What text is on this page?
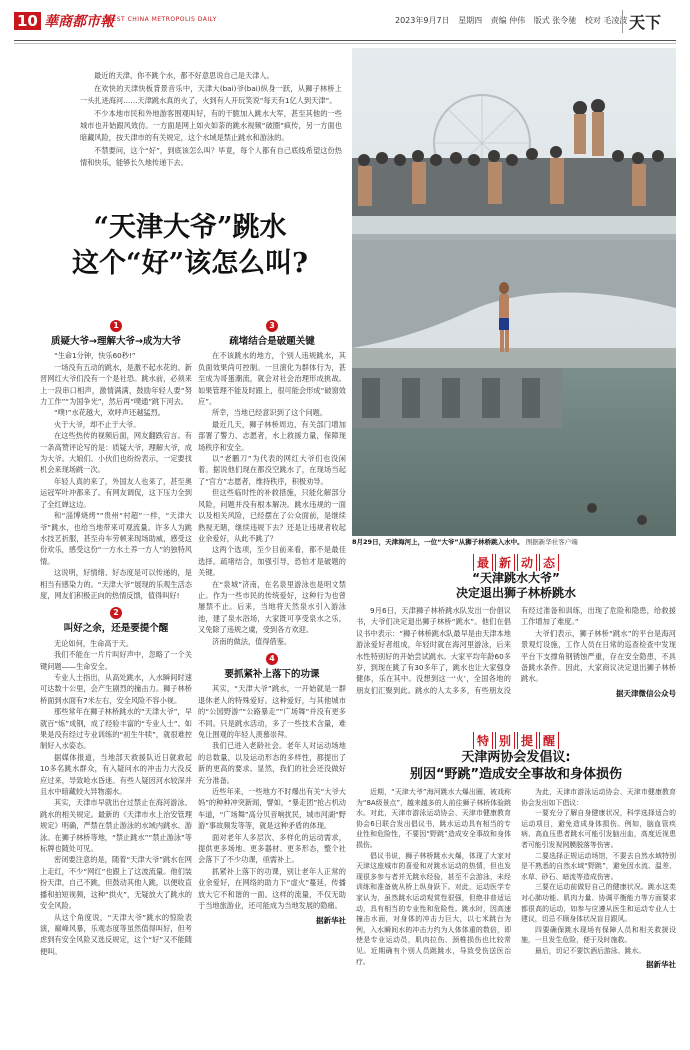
10 華商都市報
WEST CHINA METROPOLIS DAILY	2023年9月7日 星期四 责编 仲伟 版式 张令驰 校对 毛凌波 天下

最近的天津，你不跳个水，都不好意思说自己是天津人。

在欢快的天津快板背景音乐中，天津大(bai)爷(bai)纵身一跃，从狮子林桥上一头扎进海河……天津跳水真的火了，火到有人开玩笑说“每天有1亿人到天津”。

不少本地市民和外地游客围观叫好，有的干脆加入跳水大军，甚至其他的一些城市也开始跟风效仿。一方面是网上如火如荼的跳水视频“破圈”疯传，另一方面也暗藏风险，按天津市的有关规定，这个水域是禁止跳水和游泳的。

不禁要问，这个“好”，到底该怎么叫？毕竟，每个人都有自己底线希望这份热情和快乐，能够长久地传递下去。

“天津大爷”跳水
这个“好”该怎么叫?
8月29日，天津海河上，一位“大爷”从狮子林桥跳入水中。 图据新华社客户端
1
质疑大爷→理解大爷→成为大爷

“生命1分钟，快乐60秒!”

一场没有五动的跳水，是激不起水花的。新晋网红大爷们没有一个是社恐。跳水前，必须来上一段串口相声，激情满满，鼓励年轻人要“努力工作”“为国争光”，然后再“噗通”跳下河去。

“噗!”水花越大，欢呼声还越猛烈。

火于大爷，却不止于大爷。

在这些热传的视频后面，网友翻跌宕言。有一条高赞评论写的是：质疑大爷，理解大爷，成为大爷。大娘们、小伙们也纷纷表示，一定要找机会来现场跳一次。

年轻人真的来了，外国友人也来了，甚至奥运冠军叶冲都来了。有网友调侃，这下压力全到了全红婵这边。

和“淄博烧烤”“贵州“村超”一样，“天津大爷”跳水，也给当地带来可观流量。许多人为跳水技艺折服，甚至舟车劳顿来现场助威，感受这份欢乐，感受这份“一方水土养一方人”的独特风情。

这说明，好情绪、好态度是可以传递的，是相当有感染力的。“天津大爷”展现的乐观生活态度，网友们积极正向的热情反馈，值得叫好!

2
叫好之余，还是要提个醒

无论如何，生命高于天。

我们不能在一片片叫好声中，忽略了一个关键问题——生命安全。

专业人士指出，从高处跳水，入水瞬间时速可达数十公里，会产生剧烈的撞击力。狮子林桥桥面到水面有7米左右，安全风险不容小视。

那些常年在狮子林桥跳水的“天津大爷”，早就百“炼”成钢，成了经验丰富的“专业人士”。如果是没有经过专业训练的“初生牛犊”，就很难控制好入水姿态。

据媒体报道，当地部天救援队近日就救起10多名跳水群众，有入疑问水的冲击力大没反应过来，导致呛水昏迷。有些人疑因河水较深并且水中暗藏较大异物溺水。

其实，天津市早就出台过禁止在海河游泳、跳水的相关规定。最新的《天津市水上治安管理规定》明确，严禁在禁止游泳的水域内跳水、游泳。在狮子林桥等地，“禁止跳水”“禁止游泳”等标牌也随处可见。

密闭要注意的是，随着“天津大爷”跳水在网上走红，不少“网红”也跟上了这波流量。他们装扮天津，自己不跳，但鼓动其他人跳，以便收直播和拍短视频，这种“拱火”，无疑放大了跳水的安全风险。

从这个角度说，“天津大爷”跳水的惊险表演，巅峰风暴，乐观态度等虽然值得叫好，但考虑到有安全风险又选反规定，这个“好”又不能随便叫。

3
疏堵结合是破题关键

在不该跳水的地方，个别人违规跳水，其负面效果尚可控制。一旦演化为群体行为，甚至成为哥蛋潮流，就会对社会治理形成挑战。如果管理不能及时跟上，很可能会形成“破窗效应”。

所幸，当地已经意识到了这个问题。

最近几天，狮子林桥周边，有关部门增加部署了警力、志愿者，水上救援力量，保障现场秩序和安全。

以“老鹏刀”为代表的网红大爷们也没闲着。据说他们现在都没空跳水了，在现场当起了“官方”志愿者，维持秩序，积极劝导。

但这些临时性的补救措施，只能化解部分风险，问题并没有根本解决。跳水违规的一面以及相关风险，已经摆在了公众面前，是继续熟视无睹，继续违规下去？还是让违规者收起业余爱好，从此不跳了？

这两个选项，至少目前来看，都不是最佳选择。疏堵结合，加强引导，恐怕才是破题的关键。

在“泉城”济南，在名泉里游泳也是明文禁止。作为一些市民的传统爱好，这种行为也曾屡禁不止。后来，当地将天然泉水引入游泳池，建了泉水浴场，大家既可享受泉水之乐，又免除了违规之虞，受到各方欢迎。

济南的做法，值得借鉴。

4
要抓紧补上落下的功课

其实，“天津大爷”跳水，一开始就是一群退休老人的特殊爱好。这种爱好，与其他城市的“公园野游”“公路暴走”“广场舞”并没有更多不同。只是跳水活动，多了一些技术含量，难免让围观的年轻人羡慕崇拜。

我们已进入老龄社会。老年人对运动场地的总数量，以及运动形态的多样性，都提出了新的更高的要求。显然，我们的社会还没做好充分准备。

近些年来，一些地方不时爆出有关“大爷大妈”的种种冲突新闻，譬如，“暴走团”抢占机动车道，“广场舞”高分贝音响扰民，城市河湖“野游”事故频发等等，就是这种矛盾的体现。

面对老年人多层次、多样化的运动需求，提供更多场地、更多器材、更多形态，整个社会落下了不少功课，亟需补上。

抓紧补上落下的功课，别让老年人正常的业余爱好，在网络的助力下“虚火”蔓延，传播放大它不和谐的一面。这样的流量，不仅无助于当地旅游业，还可能成为当地发展的隐痛。

据新华社
最 新 动 态
“天津跳水大爷”
决定退出狮子林桥跳水

9月6日，天津狮子林桥跳水队发出一份倡议书，大爷们决定退出狮子林桥“跳水”。他们在倡议书中表示：“狮子林桥跳水队最早是由天津本地游泳爱好者组成，年轻时就在海河里游泳，后来水性特别好的开始尝试跳水。大家平均年龄60多岁，到现在跳了有30多年了，跳水也让大家强身健体，乐在其中。没想到这一‘火’，全国各地的朋友们汇聚到此。跳水的人太多多，有些朋友没有经过准备和训练，出现了危险和隐患，给救援工作增加了难度。”

大爷们表示，狮子林桥“跳水”的平台是海河景观灯设施，工作人员在日常的巡查检查中发现平台下支撑角钢锈蚀严重，存在安全隐患，不具备跳水条件。因此，大家商议决定退出狮子林桥跳水。

据天津微信公众号
特 别 提 醒
天津两协会发倡议:
别因“野跳”造成安全事故和身体损伤

近期，“天津大爷”海河跳水大爆出圈，被戏称为“8A级景点”，越来越多的人前往狮子林桥体验跳水。对此，天津市游泳运动协会、天津市健康教育协会6日联合发出倡议书，跳水运动具有相当的专业性和危险性，不要因“野跳”造成安全事故和身体损伤。

倡议书说，狮子林桥跳水火爆，体现了大家对天津这座城市的喜爱和对跳水运动的热情，但也发现很多参与者并无跳水经验，甚至不会游泳，未经训练和准备就从桥上纵身跃下。对此，运动医学专家认为，虽然跳水运动观赏性很强，但绝非普适运动，具有相当的专业性和危险性。跳水时，因高速撞击水面，对身体的冲击力巨大，以七米跳台为例，入水瞬间水的冲击力约为人体体重的数倍，即使是专业运动员，肌肉拉伤、颈椎损伤也比较常见。近期确有个别人员跳跳水，导致受伤送医治疗。

为此，天津市游泳运动协会、天津市健康教育协会发出如下倡议：

一要充分了解自身健康状况，科学选择适合的运动项目，避免造成身体损伤。例如，脑血管疾病、高血压患者跳水可能引发脑出血，高度近视患者可能引发视网膜脱落等伤害。

二要选择正规运动场馆，不要去自然水域特别是不熟悉的自然水域“野跳”，避免因水流、温差、水草、砂石、暗流等造成伤害。

三要在运动前做好自己的健康状况。跳水这类对心肺功能、肌肉力量、协调平衡能力等方面要求都很高的运动，如参与应遵从医生和运动专业人士建议，切忌不顾身体状况盲目跟风。

四要确保跳水现场有保障人员和相关救援设施，一旦发生危险，便于及时施救。

最后，切记不要饮酒后游泳、跳水。

据新华社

* * * *

• Direction: Find each line holding the string "成为大爷" and copy it out.

• Exercise solution:
质疑大爷→理解大爷→成为大爷
在这些热传的视频后面，网友翻跌宕言。有一条高赞评论写的是：质疑大爷，理解大爷，成为大爷。大娘们、小伙们也纷纷表示，一定要找机会来现场跳一次。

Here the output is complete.